▸ Record list
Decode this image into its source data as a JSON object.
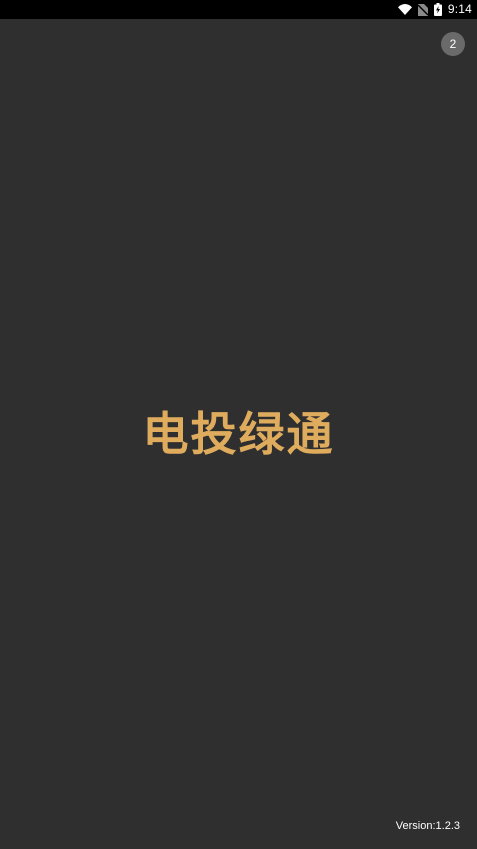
{
  "status_bar": {
    "time": "9:14",
    "icons": [
      "wifi-icon",
      "no-sim-icon",
      "battery-charging-icon"
    ]
  },
  "splash": {
    "skip_countdown": "2",
    "app_name": "电投绿通",
    "version": "Version:1.2.3"
  },
  "colors": {
    "background": "#2f2f2f",
    "status_bar": "#000000",
    "brand_gold": "#dfac5e",
    "badge": "#6a6a6a"
  }
}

▸ Objective
Return the listing above word for word, with the pictures removed.

▸ Answer in full
Decode this image into its source data as a JSON object.
{
  "status_bar": {
    "time": "9:14",
    "icons": [
      "wifi-icon",
      "no-sim-icon",
      "battery-charging-icon"
    ]
  },
  "splash": {
    "skip_countdown": "2",
    "app_name": "电投绿通",
    "version": "Version:1.2.3"
  },
  "colors": {
    "background": "#2f2f2f",
    "status_bar": "#000000",
    "brand_gold": "#dfac5e",
    "badge": "#6a6a6a"
  }
}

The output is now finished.